What the exercise asks: Repeat the records below exactly as they appear.

Data extracted from a collection:
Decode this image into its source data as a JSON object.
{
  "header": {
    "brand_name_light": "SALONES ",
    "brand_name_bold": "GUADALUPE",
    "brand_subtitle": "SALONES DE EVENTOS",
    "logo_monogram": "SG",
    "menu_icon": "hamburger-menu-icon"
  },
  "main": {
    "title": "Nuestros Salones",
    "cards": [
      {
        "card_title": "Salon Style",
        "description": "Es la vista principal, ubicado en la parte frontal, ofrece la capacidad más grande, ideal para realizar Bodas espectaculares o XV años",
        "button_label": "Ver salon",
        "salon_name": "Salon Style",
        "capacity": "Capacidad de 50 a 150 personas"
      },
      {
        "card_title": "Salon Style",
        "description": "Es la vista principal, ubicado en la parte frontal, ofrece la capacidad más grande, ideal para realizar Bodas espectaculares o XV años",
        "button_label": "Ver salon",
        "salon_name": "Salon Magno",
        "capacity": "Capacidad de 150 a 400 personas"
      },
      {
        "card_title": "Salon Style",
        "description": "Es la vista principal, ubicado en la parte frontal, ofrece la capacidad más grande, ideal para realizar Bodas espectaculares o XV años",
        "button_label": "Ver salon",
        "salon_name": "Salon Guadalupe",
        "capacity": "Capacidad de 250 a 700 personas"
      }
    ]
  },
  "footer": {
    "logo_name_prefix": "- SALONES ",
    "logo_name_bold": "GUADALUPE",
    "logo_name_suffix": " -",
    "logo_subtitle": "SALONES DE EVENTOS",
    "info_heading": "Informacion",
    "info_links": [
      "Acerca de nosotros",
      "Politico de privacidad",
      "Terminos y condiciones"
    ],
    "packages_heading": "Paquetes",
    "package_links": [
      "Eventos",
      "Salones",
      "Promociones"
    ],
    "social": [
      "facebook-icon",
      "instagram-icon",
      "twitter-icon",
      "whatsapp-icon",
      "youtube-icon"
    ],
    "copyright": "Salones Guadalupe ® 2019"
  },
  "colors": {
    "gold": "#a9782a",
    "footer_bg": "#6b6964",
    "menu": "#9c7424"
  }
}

Answer to the exercise:
Decode this image into its source data as a JSON object.
{
  "header": {
    "brand_name_light": "SALONES ",
    "brand_name_bold": "GUADALUPE",
    "brand_subtitle": "SALONES DE EVENTOS",
    "logo_monogram": "SG",
    "menu_icon": "hamburger-menu-icon"
  },
  "main": {
    "title": "Nuestros Salones",
    "cards": [
      {
        "card_title": "Salon Style",
        "description": "Es la vista principal, ubicado en la parte frontal, ofrece la capacidad más grande, ideal para realizar Bodas espectaculares o XV años",
        "button_label": "Ver salon",
        "salon_name": "Salon Style",
        "capacity": "Capacidad de 50 a 150 personas"
      },
      {
        "card_title": "Salon Style",
        "description": "Es la vista principal, ubicado en la parte frontal, ofrece la capacidad más grande, ideal para realizar Bodas espectaculares o XV años",
        "button_label": "Ver salon",
        "salon_name": "Salon Magno",
        "capacity": "Capacidad de 150 a 400 personas"
      },
      {
        "card_title": "Salon Style",
        "description": "Es la vista principal, ubicado en la parte frontal, ofrece la capacidad más grande, ideal para realizar Bodas espectaculares o XV años",
        "button_label": "Ver salon",
        "salon_name": "Salon Guadalupe",
        "capacity": "Capacidad de 250 a 700 personas"
      }
    ]
  },
  "footer": {
    "logo_name_prefix": "- SALONES ",
    "logo_name_bold": "GUADALUPE",
    "logo_name_suffix": " -",
    "logo_subtitle": "SALONES DE EVENTOS",
    "info_heading": "Informacion",
    "info_links": [
      "Acerca de nosotros",
      "Politico de privacidad",
      "Terminos y condiciones"
    ],
    "packages_heading": "Paquetes",
    "package_links": [
      "Eventos",
      "Salones",
      "Promociones"
    ],
    "social": [
      "facebook-icon",
      "instagram-icon",
      "twitter-icon",
      "whatsapp-icon",
      "youtube-icon"
    ],
    "copyright": "Salones Guadalupe ® 2019"
  },
  "colors": {
    "gold": "#a9782a",
    "footer_bg": "#6b6964",
    "menu": "#9c7424"
  }
}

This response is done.